» Texto:

La intención del autor es una pobre cosa humana, falible, pero en el libro
tiene que haber más. El Quijote, por
ejemplo, es más que una sátira de los libros de caballería. Es un texto
absoluto en el cual no interviene, absolutamente para nada, el azar.
Pensemos en las
consecuencias de esta idea. Por ejemplo, si yo digo:
Corrientes aguas,
puras, cristalinas,
árboles que os estáis
mirando en ellas
verde prado, de fresca
sombra lleno
es evidente que los tres versos constan de
once sílabas. Ha sido querido por el autor, es voluntario.
Pero, qué es eso
comparado con una obra escrita por el Espíritu, qué es eso comparado con el
concepto de la Divinidad que condesciende a la literatura y dicta un libro. En
ese libro nada puede ser casual, todo tiene que estar justificado, tienen que
estar justificadas las letras. Se entiende, por ejemplo, que el principio de la
Biblia: Bereshit baraelohim comienza con una B porque eso corresponde a
bendecir. Se trata de un libro en el que nada es casual, absolutamente nada.
Eso nos lleva a la Cábala, nos lleva al estudio de las letras, a un libro
sagrado dictado por la divinidad que viene a ser lo contrario de lo que los
antiguos pensaban. Estos pensaban en la musa de modo bastante vago.

» Extracto de datos:
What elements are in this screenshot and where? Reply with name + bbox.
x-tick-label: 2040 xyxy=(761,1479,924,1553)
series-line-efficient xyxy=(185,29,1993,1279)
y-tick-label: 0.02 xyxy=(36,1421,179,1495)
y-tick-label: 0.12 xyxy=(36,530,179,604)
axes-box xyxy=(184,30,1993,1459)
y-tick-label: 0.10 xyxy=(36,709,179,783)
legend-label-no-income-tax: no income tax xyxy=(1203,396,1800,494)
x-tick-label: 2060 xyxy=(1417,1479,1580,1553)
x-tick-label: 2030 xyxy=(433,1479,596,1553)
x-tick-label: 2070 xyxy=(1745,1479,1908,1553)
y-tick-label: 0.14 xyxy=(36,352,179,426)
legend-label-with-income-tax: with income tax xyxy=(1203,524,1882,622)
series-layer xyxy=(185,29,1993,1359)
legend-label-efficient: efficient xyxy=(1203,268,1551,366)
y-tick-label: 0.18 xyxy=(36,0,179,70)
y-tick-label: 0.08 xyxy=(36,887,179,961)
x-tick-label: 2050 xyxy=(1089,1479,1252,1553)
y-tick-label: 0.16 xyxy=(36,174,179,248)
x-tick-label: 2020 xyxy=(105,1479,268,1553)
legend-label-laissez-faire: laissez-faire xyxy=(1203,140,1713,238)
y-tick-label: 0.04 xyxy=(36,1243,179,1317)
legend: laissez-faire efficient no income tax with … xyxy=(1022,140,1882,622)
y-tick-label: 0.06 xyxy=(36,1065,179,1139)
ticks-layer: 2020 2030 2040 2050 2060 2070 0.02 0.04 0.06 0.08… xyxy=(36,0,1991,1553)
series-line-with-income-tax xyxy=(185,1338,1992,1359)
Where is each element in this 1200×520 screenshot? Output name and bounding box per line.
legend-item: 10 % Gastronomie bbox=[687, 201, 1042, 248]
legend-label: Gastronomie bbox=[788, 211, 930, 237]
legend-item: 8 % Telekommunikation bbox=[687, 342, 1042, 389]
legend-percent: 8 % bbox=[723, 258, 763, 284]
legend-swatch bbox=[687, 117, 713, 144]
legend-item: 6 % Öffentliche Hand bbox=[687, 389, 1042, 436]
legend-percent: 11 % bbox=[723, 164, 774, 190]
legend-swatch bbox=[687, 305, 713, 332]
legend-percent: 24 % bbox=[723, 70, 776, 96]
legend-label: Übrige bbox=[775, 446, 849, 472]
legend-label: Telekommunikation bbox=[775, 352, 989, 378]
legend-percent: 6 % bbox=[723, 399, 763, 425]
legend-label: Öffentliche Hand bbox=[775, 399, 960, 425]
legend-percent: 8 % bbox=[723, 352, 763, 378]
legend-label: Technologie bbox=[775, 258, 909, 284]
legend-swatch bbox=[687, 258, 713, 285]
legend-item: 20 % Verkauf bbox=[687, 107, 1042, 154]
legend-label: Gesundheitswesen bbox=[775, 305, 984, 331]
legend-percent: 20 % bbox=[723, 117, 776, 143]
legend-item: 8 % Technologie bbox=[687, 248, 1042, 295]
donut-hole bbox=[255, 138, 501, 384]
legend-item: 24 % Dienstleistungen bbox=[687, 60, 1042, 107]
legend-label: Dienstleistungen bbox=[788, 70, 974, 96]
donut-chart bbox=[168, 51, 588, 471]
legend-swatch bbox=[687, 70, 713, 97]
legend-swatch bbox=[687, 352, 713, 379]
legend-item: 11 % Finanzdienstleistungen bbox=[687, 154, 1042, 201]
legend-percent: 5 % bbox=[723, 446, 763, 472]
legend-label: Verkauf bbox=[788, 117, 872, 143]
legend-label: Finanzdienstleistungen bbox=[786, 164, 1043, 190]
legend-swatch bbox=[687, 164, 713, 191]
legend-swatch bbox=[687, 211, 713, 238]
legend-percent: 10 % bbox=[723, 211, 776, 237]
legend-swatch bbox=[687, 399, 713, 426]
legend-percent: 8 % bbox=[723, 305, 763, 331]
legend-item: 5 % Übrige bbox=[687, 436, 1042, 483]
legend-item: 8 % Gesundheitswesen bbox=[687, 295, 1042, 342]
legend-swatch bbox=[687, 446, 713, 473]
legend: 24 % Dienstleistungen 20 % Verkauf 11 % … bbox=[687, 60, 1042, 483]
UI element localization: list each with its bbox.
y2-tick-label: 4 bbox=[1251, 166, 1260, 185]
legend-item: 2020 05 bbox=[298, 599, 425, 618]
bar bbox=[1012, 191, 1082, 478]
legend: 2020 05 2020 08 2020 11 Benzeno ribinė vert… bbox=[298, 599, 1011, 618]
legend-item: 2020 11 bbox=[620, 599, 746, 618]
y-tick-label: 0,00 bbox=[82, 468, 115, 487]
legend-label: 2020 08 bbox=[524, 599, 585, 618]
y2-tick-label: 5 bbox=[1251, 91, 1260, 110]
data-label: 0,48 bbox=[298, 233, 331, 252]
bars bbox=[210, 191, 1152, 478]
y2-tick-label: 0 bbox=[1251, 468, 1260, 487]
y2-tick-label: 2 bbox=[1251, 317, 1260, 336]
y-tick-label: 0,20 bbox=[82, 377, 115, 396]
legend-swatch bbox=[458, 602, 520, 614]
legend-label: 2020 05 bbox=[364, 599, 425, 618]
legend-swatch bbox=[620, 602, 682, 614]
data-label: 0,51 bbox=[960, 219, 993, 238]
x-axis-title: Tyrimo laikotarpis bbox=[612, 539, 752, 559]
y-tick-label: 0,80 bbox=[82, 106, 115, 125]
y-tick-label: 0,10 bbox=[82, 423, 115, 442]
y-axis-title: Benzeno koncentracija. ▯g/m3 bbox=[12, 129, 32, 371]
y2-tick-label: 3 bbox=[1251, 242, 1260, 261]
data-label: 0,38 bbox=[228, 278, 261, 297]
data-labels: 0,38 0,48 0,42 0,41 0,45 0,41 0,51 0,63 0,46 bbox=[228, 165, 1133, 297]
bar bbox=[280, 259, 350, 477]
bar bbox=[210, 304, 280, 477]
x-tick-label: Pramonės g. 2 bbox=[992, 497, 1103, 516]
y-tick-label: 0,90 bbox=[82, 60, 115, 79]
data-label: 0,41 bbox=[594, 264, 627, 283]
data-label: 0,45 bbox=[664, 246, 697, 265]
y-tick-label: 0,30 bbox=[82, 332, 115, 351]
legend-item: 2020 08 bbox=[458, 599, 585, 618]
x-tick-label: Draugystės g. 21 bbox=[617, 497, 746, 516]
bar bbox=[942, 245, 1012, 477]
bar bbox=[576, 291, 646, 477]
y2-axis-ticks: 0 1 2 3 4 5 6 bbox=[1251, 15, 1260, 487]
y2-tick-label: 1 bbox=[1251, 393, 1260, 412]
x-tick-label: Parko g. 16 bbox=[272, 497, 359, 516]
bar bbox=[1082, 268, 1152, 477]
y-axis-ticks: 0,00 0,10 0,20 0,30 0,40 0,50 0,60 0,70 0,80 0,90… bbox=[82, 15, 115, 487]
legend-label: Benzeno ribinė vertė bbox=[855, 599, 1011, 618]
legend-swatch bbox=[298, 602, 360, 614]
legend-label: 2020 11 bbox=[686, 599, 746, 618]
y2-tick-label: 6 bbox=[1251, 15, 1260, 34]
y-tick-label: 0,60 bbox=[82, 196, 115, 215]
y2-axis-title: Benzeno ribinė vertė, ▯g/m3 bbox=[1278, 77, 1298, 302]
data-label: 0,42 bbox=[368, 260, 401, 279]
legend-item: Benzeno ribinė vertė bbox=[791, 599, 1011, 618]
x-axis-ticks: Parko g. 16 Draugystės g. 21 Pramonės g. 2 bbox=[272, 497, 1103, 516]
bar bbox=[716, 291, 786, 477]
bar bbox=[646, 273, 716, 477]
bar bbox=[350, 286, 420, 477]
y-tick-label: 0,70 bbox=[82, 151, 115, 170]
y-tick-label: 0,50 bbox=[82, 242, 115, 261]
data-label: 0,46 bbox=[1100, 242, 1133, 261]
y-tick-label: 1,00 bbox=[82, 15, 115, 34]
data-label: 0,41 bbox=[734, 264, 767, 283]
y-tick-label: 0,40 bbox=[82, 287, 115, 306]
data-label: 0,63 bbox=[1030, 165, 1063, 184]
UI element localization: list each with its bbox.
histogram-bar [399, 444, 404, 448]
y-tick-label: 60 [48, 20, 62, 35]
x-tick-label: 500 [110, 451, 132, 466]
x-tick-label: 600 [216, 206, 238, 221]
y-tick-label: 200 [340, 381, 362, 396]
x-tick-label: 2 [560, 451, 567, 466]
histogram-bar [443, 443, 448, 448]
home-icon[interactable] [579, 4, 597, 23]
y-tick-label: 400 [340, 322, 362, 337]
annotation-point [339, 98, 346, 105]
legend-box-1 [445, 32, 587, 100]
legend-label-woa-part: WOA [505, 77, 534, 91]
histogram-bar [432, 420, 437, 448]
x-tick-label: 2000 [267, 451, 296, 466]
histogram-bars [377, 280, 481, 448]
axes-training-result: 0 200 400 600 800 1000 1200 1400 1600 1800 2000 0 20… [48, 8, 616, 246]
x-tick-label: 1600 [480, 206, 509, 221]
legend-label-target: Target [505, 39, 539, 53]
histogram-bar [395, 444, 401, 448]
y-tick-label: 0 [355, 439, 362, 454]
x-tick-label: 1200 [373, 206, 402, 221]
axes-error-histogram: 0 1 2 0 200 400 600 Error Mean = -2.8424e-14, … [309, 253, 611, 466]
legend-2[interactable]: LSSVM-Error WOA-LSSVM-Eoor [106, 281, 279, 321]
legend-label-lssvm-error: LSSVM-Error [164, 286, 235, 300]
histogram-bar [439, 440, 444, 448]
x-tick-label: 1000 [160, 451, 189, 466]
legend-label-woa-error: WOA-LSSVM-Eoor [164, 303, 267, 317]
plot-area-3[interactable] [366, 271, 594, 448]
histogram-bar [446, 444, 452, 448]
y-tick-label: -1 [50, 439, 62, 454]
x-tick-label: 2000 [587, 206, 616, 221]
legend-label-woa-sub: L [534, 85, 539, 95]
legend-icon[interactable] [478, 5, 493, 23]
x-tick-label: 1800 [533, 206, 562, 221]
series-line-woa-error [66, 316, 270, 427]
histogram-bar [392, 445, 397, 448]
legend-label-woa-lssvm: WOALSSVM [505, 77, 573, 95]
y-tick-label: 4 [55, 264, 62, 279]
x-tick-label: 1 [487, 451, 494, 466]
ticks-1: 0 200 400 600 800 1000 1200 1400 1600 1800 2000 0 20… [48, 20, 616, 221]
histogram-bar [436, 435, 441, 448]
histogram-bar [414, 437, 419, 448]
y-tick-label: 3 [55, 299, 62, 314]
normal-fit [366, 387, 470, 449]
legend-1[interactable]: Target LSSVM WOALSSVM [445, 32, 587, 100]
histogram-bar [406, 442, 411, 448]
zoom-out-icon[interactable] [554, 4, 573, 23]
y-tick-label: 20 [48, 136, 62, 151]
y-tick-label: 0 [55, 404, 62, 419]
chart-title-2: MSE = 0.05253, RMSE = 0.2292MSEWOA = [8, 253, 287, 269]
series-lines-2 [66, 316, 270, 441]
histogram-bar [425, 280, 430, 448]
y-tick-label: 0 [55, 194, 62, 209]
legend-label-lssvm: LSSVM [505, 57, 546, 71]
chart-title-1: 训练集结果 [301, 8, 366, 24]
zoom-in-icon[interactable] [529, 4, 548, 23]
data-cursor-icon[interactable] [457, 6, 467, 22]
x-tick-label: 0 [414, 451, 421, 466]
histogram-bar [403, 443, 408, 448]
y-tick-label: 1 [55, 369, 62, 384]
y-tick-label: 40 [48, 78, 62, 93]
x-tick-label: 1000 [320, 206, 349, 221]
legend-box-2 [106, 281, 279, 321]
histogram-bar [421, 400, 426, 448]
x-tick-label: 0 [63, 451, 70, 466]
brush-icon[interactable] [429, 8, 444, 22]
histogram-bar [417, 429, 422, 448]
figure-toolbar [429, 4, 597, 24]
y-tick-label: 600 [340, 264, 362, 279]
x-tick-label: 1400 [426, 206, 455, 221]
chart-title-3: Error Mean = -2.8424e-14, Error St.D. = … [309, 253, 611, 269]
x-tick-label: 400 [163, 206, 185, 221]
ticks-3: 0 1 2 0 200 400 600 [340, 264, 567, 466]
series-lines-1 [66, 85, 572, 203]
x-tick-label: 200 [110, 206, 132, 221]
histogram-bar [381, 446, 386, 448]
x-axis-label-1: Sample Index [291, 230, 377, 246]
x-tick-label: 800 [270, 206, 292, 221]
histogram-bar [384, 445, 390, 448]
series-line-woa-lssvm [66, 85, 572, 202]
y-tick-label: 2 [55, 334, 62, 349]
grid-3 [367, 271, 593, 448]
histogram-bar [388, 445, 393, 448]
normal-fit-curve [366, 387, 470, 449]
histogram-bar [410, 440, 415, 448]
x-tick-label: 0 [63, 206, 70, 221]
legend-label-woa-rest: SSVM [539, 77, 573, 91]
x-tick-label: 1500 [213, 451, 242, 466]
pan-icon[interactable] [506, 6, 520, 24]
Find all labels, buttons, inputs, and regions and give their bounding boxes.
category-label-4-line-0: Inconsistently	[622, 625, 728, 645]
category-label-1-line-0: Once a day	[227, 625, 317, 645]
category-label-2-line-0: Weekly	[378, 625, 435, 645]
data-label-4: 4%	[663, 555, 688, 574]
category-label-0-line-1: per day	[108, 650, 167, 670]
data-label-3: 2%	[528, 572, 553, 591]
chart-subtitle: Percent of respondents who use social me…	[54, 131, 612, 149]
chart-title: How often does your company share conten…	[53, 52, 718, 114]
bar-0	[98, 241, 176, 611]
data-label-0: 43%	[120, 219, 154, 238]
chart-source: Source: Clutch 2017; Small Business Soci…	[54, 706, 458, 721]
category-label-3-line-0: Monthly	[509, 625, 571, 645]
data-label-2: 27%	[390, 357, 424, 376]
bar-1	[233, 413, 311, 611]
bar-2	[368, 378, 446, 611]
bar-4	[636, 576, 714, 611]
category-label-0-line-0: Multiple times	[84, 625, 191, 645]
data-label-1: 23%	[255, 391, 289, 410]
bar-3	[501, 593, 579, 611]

» Problema breve 1: Según el texto, ¿por qué el principio de la Biblia comienza con una B?
» Problema breve 2: Devuelve sin cambios el fragmento del texto que empieza con "La intención del" y sigue hasta "autor, es voluntario.".
» Problema breve 3: Reanuda el texto sobre el libro sagrado a partir del punto en que termina.
Los registros proceden de una fuente distinta a la del texto.

» Respuesta 1: Porque la B corresponde a bendecir.

» Respuesta 2:
La intención del autor es una pobre cosa humana, falible, pero en el libro
tiene que haber más. El Quijote, por
ejemplo, es más que una sátira de los libros de caballería. Es un texto
absoluto en el cual no interviene, absolutamente para nada, el azar.
Pensemos en las
consecuencias de esta idea. Por ejemplo, si yo digo:
Corrientes aguas,
puras, cristalinas,
árboles que os estáis
mirando en ellas
verde prado, de fresca
sombra lleno
es evidente que los tres versos constan de
once sílabas. Ha sido querido por el autor, es voluntario.

» Respuesta 3:
Canta, musa, la cólera
de Aquiles, dice Homero al principio de la Ilíada.
Ahí, la musa corresponde a la inspiración. En cambio, si se piensa en el
Espíritu, se piensa en algo más concreto y más fuerte: Dios, que condesciende a
la literatura. Dios, que escribe un libro; en ese libro nada es casual: ni el
número de las letras ni la cantidad de sílabas de cada versículo, ni el hecho
de que podamos hacer juegos de palabras con las letras, de que podamos tomar el
valor numérico de las letras. Todo ha sido ya considerado.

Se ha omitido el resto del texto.